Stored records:
==*==
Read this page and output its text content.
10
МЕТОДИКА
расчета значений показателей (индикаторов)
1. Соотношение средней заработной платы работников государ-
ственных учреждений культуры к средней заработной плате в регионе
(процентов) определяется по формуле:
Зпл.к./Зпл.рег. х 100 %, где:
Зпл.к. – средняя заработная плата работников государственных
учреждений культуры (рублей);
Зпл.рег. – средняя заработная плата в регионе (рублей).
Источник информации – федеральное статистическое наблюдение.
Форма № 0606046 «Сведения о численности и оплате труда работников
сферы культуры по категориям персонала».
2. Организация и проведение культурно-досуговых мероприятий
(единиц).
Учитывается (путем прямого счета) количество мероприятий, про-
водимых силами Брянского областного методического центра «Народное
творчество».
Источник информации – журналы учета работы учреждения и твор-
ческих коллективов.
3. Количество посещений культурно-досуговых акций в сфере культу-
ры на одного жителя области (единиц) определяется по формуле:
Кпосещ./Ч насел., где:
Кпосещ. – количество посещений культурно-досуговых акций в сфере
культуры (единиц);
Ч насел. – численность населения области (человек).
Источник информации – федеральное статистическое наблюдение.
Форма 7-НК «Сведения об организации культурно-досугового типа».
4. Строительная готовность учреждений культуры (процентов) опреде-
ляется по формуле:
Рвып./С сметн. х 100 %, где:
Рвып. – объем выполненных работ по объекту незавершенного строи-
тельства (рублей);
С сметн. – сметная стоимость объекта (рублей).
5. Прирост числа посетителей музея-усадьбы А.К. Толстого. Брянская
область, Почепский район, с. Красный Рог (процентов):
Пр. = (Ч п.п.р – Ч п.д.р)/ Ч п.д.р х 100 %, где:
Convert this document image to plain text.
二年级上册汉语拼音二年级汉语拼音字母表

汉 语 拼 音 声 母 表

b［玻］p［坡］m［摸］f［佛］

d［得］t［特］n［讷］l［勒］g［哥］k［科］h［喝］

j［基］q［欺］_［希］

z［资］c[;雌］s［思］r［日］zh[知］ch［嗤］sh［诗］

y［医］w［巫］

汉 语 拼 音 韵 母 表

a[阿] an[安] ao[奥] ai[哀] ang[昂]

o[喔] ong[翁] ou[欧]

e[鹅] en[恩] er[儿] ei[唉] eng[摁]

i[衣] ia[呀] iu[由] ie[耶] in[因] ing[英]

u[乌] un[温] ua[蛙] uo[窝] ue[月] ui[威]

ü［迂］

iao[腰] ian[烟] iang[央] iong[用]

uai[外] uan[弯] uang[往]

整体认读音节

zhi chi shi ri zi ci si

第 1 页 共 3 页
==*==
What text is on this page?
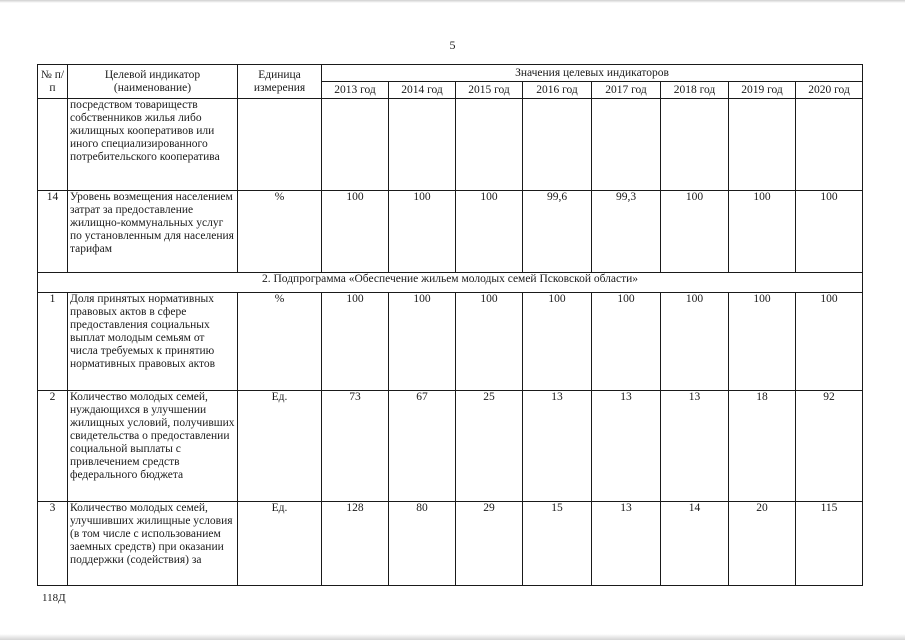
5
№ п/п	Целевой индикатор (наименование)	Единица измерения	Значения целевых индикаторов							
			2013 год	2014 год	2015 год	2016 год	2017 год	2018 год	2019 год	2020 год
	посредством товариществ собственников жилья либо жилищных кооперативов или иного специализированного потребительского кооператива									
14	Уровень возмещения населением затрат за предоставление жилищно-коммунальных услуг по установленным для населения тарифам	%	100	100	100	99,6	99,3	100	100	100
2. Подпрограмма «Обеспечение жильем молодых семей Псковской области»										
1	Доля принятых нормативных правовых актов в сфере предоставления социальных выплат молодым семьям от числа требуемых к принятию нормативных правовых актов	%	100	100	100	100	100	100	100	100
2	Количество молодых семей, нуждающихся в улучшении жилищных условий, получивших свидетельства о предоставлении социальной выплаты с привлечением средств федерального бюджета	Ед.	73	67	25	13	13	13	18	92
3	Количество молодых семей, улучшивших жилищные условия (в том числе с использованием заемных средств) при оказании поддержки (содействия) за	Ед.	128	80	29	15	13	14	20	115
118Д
==*==
__GOAL__:
Determine the number of lines in the records that include the string "плата", and respond with that number only.

__RIGHT ANSWER__:
2